▸ **GIVEN INSTRUCTION**:
Retype all the entries word for word, but omit the pictures.

** Start SUPPLIED INFORMATION **

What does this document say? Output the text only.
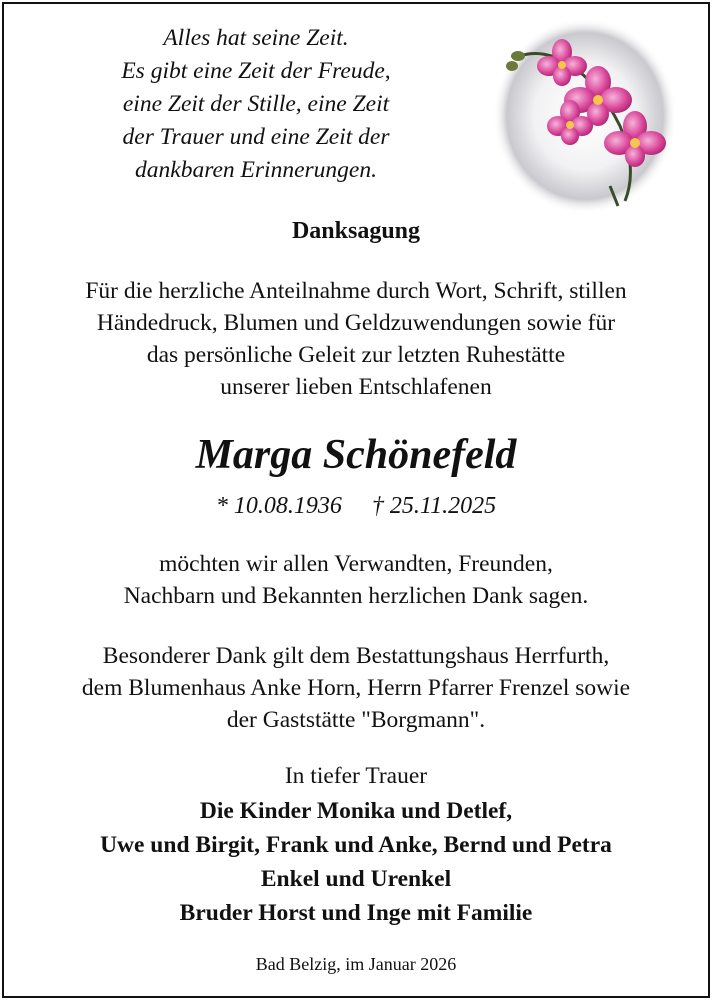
Alles hat seine Zeit.
Es gibt eine Zeit der Freude,
eine Zeit der Stille, eine Zeit
der Trauer und eine Zeit der
dankbaren Erinnerungen.
Danksagung
Für die herzliche Anteilnahme durch Wort, Schrift, stillen
Händedruck, Blumen und Geldzuwendungen sowie für
das persönliche Geleit zur letzten Ruhestätte
unserer lieben Entschlafenen
Marga Schönefeld
* 10.08.1936 † 25.11.2025
möchten wir allen Verwandten, Freunden,
Nachbarn und Bekannten herzlichen Dank sagen.
Besonderer Dank gilt dem Bestattungshaus Herrfurth,
dem Blumenhaus Anke Horn, Herrn Pfarrer Frenzel sowie
der Gaststätte "Borgmann".
In tiefer Trauer
Die Kinder Monika und Detlef,
Uwe und Birgit, Frank und Anke, Bernd und Petra
Enkel und Urenkel
Bruder Horst und Inge mit Familie
Bad Belzig, im Januar 2026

** End SUPPLIED INFORMATION **

▸ **FINAL RESULT**:
What does this document say? Output the text only.
Alles hat seine Zeit.
Es gibt eine Zeit der Freude,
eine Zeit der Stille, eine Zeit
der Trauer und eine Zeit der
dankbaren Erinnerungen.
Danksagung
Für die herzliche Anteilnahme durch Wort, Schrift, stillen
Händedruck, Blumen und Geldzuwendungen sowie für
das persönliche Geleit zur letzten Ruhestätte
unserer lieben Entschlafenen
Marga Schönefeld
* 10.08.1936 † 25.11.2025
möchten wir allen Verwandten, Freunden,
Nachbarn und Bekannten herzlichen Dank sagen.
Besonderer Dank gilt dem Bestattungshaus Herrfurth,
dem Blumenhaus Anke Horn, Herrn Pfarrer Frenzel sowie
der Gaststätte "Borgmann".
In tiefer Trauer
Die Kinder Monika und Detlef,
Uwe und Birgit, Frank und Anke, Bernd und Petra
Enkel und Urenkel
Bruder Horst und Inge mit Familie
Bad Belzig, im Januar 2026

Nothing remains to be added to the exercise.